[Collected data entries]
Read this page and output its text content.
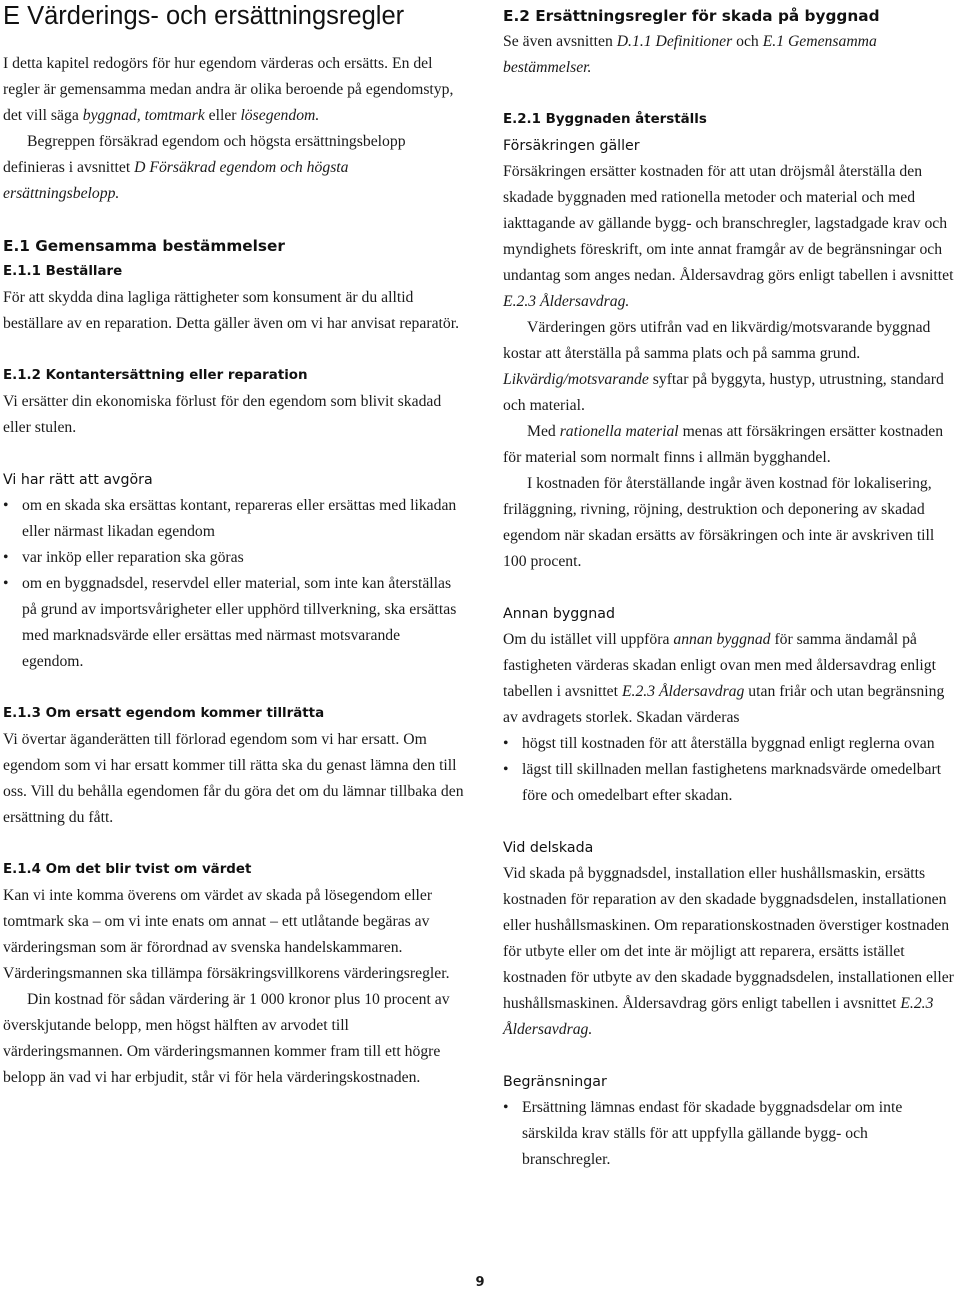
E Värderings- och ersättningsregler

I detta kapitel redogörs för hur egendom värderas och ersätts. En del regler är gemensamma medan andra är olika beroende på egendomstyp, det vill säga byggnad, tomtmark eller lösegendom.

Begreppen försäkrad egendom och högsta ersättningsbelopp definieras i avsnittet D Försäkrad egendom och högsta ersättningsbelopp.

E.1 Gemensamma bestämmelser
E.1.1 Beställare

För att skydda dina lagliga rättigheter som konsument är du alltid beställare av en reparation. Detta gäller även om vi har anvisat reparatör.

E.1.2 Kontantersättning eller reparation

Vi ersätter din ekonomiska förlust för den egendom som blivit skadad eller stulen.

Vi har rätt att avgöra
• om en skada ska ersättas kontant, repareras eller ersättas med likadan eller närmast likadan egendom
• var inköp eller reparation ska göras
• om en byggnadsdel, reservdel eller material, som inte kan återställas på grund av importsvårigheter eller upphörd tillverkning, ska ersättas med marknadsvärde eller ersättas med närmast motsvarande egendom.
E.1.3 Om ersatt egendom kommer tillrätta

Vi övertar äganderätten till förlorad egendom som vi har ersatt. Om egendom som vi har ersatt kommer till rätta ska du genast lämna den till oss. Vill du behålla egendomen får du göra det om du lämnar tillbaka den ersättning du fått.

E.1.4 Om det blir tvist om värdet

Kan vi inte komma överens om värdet av skada på lösegendom eller tomtmark ska – om vi inte enats om annat – ett utlåtande begäras av värderingsman som är förordnad av svenska handelskammaren. Värderingsmannen ska tillämpa försäkringsvillkorens värderingsregler.

Din kostnad för sådan värdering är 1 000 kronor plus 10 procent av överskjutande belopp, men högst hälften av arvodet till värderingsmannen. Om värderingsmannen kommer fram till ett högre belopp än vad vi har erbjudit, står vi för hela värderingskostnaden.

E.2 Ersättningsregler för skada på byggnad

Se även avsnitten D.1.1 Definitioner och E.1 Gemensamma bestämmelser.

E.2.1 Byggnaden återställs
Försäkringen gäller

Försäkringen ersätter kostnaden för att utan dröjsmål återställa den skadade byggnaden med rationella metoder och material och med iakttagande av gällande bygg- och branschregler, lagstadgade krav och myndighets föreskrift, om inte annat framgår av de begränsningar och undantag som anges nedan. Åldersavdrag görs enligt tabellen i avsnittet E.2.3 Åldersavdrag.

Värderingen görs utifrån vad en likvärdig/motsvarande byggnad kostar att återställa på samma plats och på samma grund. Likvärdig/motsvarande syftar på byggyta, hustyp, utrustning, standard och material.

Med rationella material menas att försäkringen ersätter kostnaden för material som normalt finns i allmän bygghandel.

I kostnaden för återställande ingår även kostnad för lokalisering, friläggning, rivning, röjning, destruktion och deponering av skadad egendom när skadan ersätts av försäkringen och inte är avskriven till 100 procent.

Annan byggnad

Om du istället vill uppföra annan byggnad för samma ändamål på fastigheten värderas skadan enligt ovan men med åldersavdrag enligt tabellen i avsnittet E.2.3 Åldersavdrag utan friår och utan begränsning av avdragets storlek. Skadan värderas

• högst till kostnaden för att återställa byggnad enligt reglerna ovan
• lägst till skillnaden mellan fastighetens marknadsvärde omedelbart före och omedelbart efter skadan.
Vid delskada

Vid skada på byggnadsdel, installation eller hushållsmaskin, ersätts kostnaden för reparation av den skadade byggnadsdelen, installationen eller hushållsmaskinen. Om reparationskostnaden överstiger kostnaden för utbyte eller om det inte är möjligt att reparera, ersätts istället kostnaden för utbyte av den skadade byggnadsdelen, installationen eller hushållsmaskinen. Åldersavdrag görs enligt tabellen i avsnittet E.2.3 Åldersavdrag.

Begränsningar
• Ersättning lämnas endast för skadade byggnadsdelar om inte särskilda krav ställs för att uppfylla gällande bygg- och branschregler.
9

What is expected -> Search the records above for "ersatt". Copy each line where it is found.

Task answer ->
E.1.3 Om ersatt egendom kommer tillrätta
Vi övertar äganderätten till förlorad egendom som vi har ersatt. Om egendom som vi har ersatt kommer till rätta ska du genast lämna den till oss. Vill du behålla egendomen får du göra det om du lämnar tillbaka den ersättning du fått.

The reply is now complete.